>> start THE DATA

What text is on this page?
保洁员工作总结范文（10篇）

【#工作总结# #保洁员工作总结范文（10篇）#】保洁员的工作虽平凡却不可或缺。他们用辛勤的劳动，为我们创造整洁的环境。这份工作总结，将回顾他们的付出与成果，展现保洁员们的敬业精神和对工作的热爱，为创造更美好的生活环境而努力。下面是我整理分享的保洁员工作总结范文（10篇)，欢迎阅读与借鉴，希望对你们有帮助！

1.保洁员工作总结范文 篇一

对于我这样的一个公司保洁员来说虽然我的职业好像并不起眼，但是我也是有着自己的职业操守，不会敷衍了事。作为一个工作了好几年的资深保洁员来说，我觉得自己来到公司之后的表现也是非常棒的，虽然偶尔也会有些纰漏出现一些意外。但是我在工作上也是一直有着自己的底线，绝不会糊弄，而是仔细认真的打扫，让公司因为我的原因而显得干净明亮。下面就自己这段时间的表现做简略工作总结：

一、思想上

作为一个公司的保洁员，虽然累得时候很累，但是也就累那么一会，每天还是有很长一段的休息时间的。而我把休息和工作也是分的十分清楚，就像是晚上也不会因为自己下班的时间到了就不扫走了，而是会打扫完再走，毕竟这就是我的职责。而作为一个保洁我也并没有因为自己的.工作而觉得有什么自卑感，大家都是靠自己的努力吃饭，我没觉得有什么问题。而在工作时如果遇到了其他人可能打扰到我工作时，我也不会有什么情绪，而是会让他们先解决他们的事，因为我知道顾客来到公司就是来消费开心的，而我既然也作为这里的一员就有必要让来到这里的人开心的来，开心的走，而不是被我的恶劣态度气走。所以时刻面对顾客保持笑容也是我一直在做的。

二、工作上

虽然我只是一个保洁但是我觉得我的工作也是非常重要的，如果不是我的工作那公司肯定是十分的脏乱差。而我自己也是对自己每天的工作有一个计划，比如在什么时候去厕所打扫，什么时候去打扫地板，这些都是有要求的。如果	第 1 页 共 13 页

>> end THE DATA

WORK TO DO> Output all of the data again, exactly.

REPLY>
What text is on this page?
保洁员工作总结范文（10篇）

【#工作总结# #保洁员工作总结范文（10篇）#】保洁员的工作虽平凡却不可或缺。他们用辛勤的劳动，为我们创造整洁的环境。这份工作总结，将回顾他们的付出与成果，展现保洁员们的敬业精神和对工作的热爱，为创造更美好的生活环境而努力。下面是我整理分享的保洁员工作总结范文（10篇)，欢迎阅读与借鉴，希望对你们有帮助！

1.保洁员工作总结范文 篇一

对于我这样的一个公司保洁员来说虽然我的职业好像并不起眼，但是我也是有着自己的职业操守，不会敷衍了事。作为一个工作了好几年的资深保洁员来说，我觉得自己来到公司之后的表现也是非常棒的，虽然偶尔也会有些纰漏出现一些意外。但是我在工作上也是一直有着自己的底线，绝不会糊弄，而是仔细认真的打扫，让公司因为我的原因而显得干净明亮。下面就自己这段时间的表现做简略工作总结：

一、思想上

作为一个公司的保洁员，虽然累得时候很累，但是也就累那么一会，每天还是有很长一段的休息时间的。而我把休息和工作也是分的十分清楚，就像是晚上也不会因为自己下班的时间到了就不扫走了，而是会打扫完再走，毕竟这就是我的职责。而作为一个保洁我也并没有因为自己的.工作而觉得有什么自卑感，大家都是靠自己的努力吃饭，我没觉得有什么问题。而在工作时如果遇到了其他人可能打扰到我工作时，我也不会有什么情绪，而是会让他们先解决他们的事，因为我知道顾客来到公司就是来消费开心的，而我既然也作为这里的一员就有必要让来到这里的人开心的来，开心的走，而不是被我的恶劣态度气走。所以时刻面对顾客保持笑容也是我一直在做的。

二、工作上

虽然我只是一个保洁但是我觉得我的工作也是非常重要的，如果不是我的工作那公司肯定是十分的脏乱差。而我自己也是对自己每天的工作有一个计划，比如在什么时候去厕所打扫，什么时候去打扫地板，这些都是有要求的。如果	第 1 页 共 13 页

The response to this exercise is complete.